Start of SOURCE RECORDS

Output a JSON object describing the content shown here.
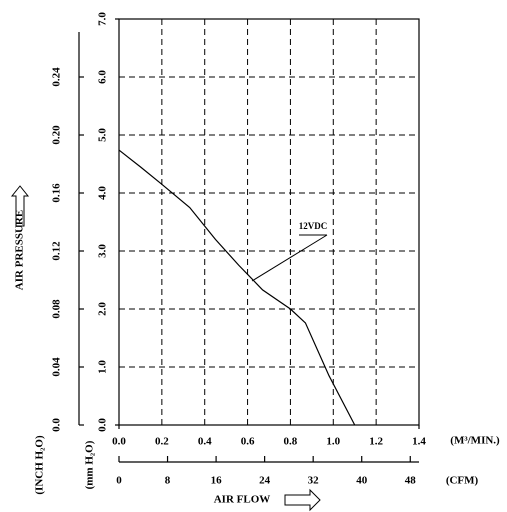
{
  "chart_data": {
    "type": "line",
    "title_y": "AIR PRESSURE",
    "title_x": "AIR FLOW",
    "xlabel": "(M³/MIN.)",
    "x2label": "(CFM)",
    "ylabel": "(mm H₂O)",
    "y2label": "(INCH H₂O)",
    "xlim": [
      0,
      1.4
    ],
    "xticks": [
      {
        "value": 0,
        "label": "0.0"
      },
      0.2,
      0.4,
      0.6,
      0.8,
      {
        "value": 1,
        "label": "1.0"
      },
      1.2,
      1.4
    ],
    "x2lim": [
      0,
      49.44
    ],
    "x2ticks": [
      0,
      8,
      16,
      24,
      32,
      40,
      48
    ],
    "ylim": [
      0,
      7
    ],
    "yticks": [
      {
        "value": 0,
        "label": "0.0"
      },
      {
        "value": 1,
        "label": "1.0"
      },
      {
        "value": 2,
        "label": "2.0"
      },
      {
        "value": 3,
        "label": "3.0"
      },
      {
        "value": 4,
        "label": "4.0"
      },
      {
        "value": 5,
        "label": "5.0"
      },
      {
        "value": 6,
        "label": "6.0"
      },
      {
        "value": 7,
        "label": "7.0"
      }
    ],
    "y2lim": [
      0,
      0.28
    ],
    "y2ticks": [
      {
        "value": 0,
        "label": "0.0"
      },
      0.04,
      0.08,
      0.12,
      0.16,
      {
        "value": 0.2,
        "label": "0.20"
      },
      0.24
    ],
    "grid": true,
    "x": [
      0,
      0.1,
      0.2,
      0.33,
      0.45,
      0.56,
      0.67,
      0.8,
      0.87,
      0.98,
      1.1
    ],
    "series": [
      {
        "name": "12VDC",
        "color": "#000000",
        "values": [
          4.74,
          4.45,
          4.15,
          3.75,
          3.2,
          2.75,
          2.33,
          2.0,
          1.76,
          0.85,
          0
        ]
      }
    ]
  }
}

End of SOURCE RECORDS

:: STATED PROBLEM ::
Leave the images out, please, and restate each line word for word.

:: RESULT FOR THIS EXERCISE ::
Output a JSON object describing the content shown here.
{
  "chart_data": {
    "type": "line",
    "title_y": "AIR PRESSURE",
    "title_x": "AIR FLOW",
    "xlabel": "(M³/MIN.)",
    "x2label": "(CFM)",
    "ylabel": "(mm H₂O)",
    "y2label": "(INCH H₂O)",
    "xlim": [
      0,
      1.4
    ],
    "xticks": [
      {
        "value": 0,
        "label": "0.0"
      },
      0.2,
      0.4,
      0.6,
      0.8,
      {
        "value": 1,
        "label": "1.0"
      },
      1.2,
      1.4
    ],
    "x2lim": [
      0,
      49.44
    ],
    "x2ticks": [
      0,
      8,
      16,
      24,
      32,
      40,
      48
    ],
    "ylim": [
      0,
      7
    ],
    "yticks": [
      {
        "value": 0,
        "label": "0.0"
      },
      {
        "value": 1,
        "label": "1.0"
      },
      {
        "value": 2,
        "label": "2.0"
      },
      {
        "value": 3,
        "label": "3.0"
      },
      {
        "value": 4,
        "label": "4.0"
      },
      {
        "value": 5,
        "label": "5.0"
      },
      {
        "value": 6,
        "label": "6.0"
      },
      {
        "value": 7,
        "label": "7.0"
      }
    ],
    "y2lim": [
      0,
      0.28
    ],
    "y2ticks": [
      {
        "value": 0,
        "label": "0.0"
      },
      0.04,
      0.08,
      0.12,
      0.16,
      {
        "value": 0.2,
        "label": "0.20"
      },
      0.24
    ],
    "grid": true,
    "x": [
      0,
      0.1,
      0.2,
      0.33,
      0.45,
      0.56,
      0.67,
      0.8,
      0.87,
      0.98,
      1.1
    ],
    "series": [
      {
        "name": "12VDC",
        "color": "#000000",
        "values": [
          4.74,
          4.45,
          4.15,
          3.75,
          3.2,
          2.75,
          2.33,
          2.0,
          1.76,
          0.85,
          0
        ]
      }
    ]
  }
}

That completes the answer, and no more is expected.